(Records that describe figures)
"""
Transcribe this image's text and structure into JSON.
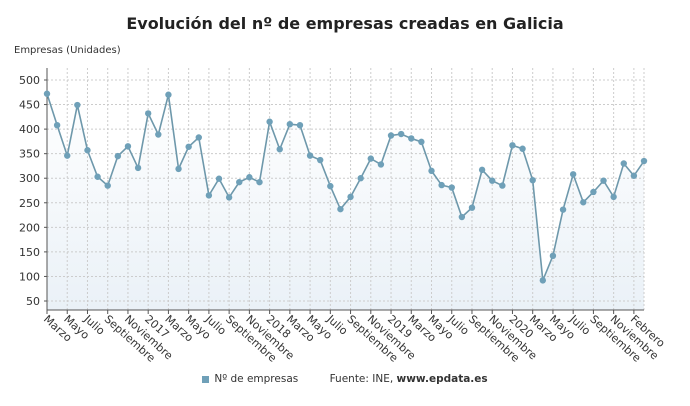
{
  "chart_data": {
    "type": "line",
    "title": "Evolución del nº de empresas creadas en Galicia",
    "ylabel": "Empresas (Unidades)",
    "ylim": [
      50,
      520
    ],
    "yticks": [
      50,
      100,
      150,
      200,
      250,
      300,
      350,
      400,
      450,
      500
    ],
    "grid": true,
    "legend_placement": "bottom",
    "series_color": "#6fa0b8",
    "tick_labels": [
      "Marzo",
      "Mayo",
      "Julio",
      "Septiembre",
      "Noviembre",
      "2017",
      "Marzo",
      "Mayo",
      "Julio",
      "Septiembre",
      "Noviembre",
      "2018",
      "Marzo",
      "Mayo",
      "Julio",
      "Septiembre",
      "Noviembre",
      "2019",
      "Marzo",
      "Mayo",
      "Julio",
      "Septiembre",
      "Noviembre",
      "2020",
      "Marzo",
      "Mayo",
      "Julio",
      "Septiembre",
      "Noviembre",
      "Febrero"
    ],
    "series": [
      {
        "name": "Nº de empresas",
        "values": [
          472,
          408,
          346,
          449,
          357,
          303,
          285,
          345,
          365,
          321,
          432,
          389,
          470,
          319,
          364,
          383,
          265,
          299,
          261,
          292,
          302,
          292,
          415,
          359,
          410,
          408,
          346,
          337,
          284,
          237,
          262,
          300,
          340,
          328,
          387,
          390,
          381,
          374,
          315,
          286,
          281,
          221,
          240,
          317,
          295,
          285,
          367,
          360,
          296,
          92,
          142,
          236,
          308,
          251,
          272,
          295,
          262,
          330,
          305,
          335
        ]
      }
    ]
  },
  "legend": {
    "series_label": "Nº de empresas",
    "source_prefix": "Fuente: INE, ",
    "source_site": "www.epdata.es"
  }
}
"""
Set each line of the records down exactly, leaving every picture out.

• FINAL RESULT:
Transcribe this image's text and structure into JSON.
{
  "chart_data": {
    "type": "line",
    "title": "Evolución del nº de empresas creadas en Galicia",
    "ylabel": "Empresas (Unidades)",
    "ylim": [
      50,
      520
    ],
    "yticks": [
      50,
      100,
      150,
      200,
      250,
      300,
      350,
      400,
      450,
      500
    ],
    "grid": true,
    "legend_placement": "bottom",
    "series_color": "#6fa0b8",
    "tick_labels": [
      "Marzo",
      "Mayo",
      "Julio",
      "Septiembre",
      "Noviembre",
      "2017",
      "Marzo",
      "Mayo",
      "Julio",
      "Septiembre",
      "Noviembre",
      "2018",
      "Marzo",
      "Mayo",
      "Julio",
      "Septiembre",
      "Noviembre",
      "2019",
      "Marzo",
      "Mayo",
      "Julio",
      "Septiembre",
      "Noviembre",
      "2020",
      "Marzo",
      "Mayo",
      "Julio",
      "Septiembre",
      "Noviembre",
      "Febrero"
    ],
    "series": [
      {
        "name": "Nº de empresas",
        "values": [
          472,
          408,
          346,
          449,
          357,
          303,
          285,
          345,
          365,
          321,
          432,
          389,
          470,
          319,
          364,
          383,
          265,
          299,
          261,
          292,
          302,
          292,
          415,
          359,
          410,
          408,
          346,
          337,
          284,
          237,
          262,
          300,
          340,
          328,
          387,
          390,
          381,
          374,
          315,
          286,
          281,
          221,
          240,
          317,
          295,
          285,
          367,
          360,
          296,
          92,
          142,
          236,
          308,
          251,
          272,
          295,
          262,
          330,
          305,
          335
        ]
      }
    ]
  },
  "legend": {
    "series_label": "Nº de empresas",
    "source_prefix": "Fuente: INE, ",
    "source_site": "www.epdata.es"
  }
}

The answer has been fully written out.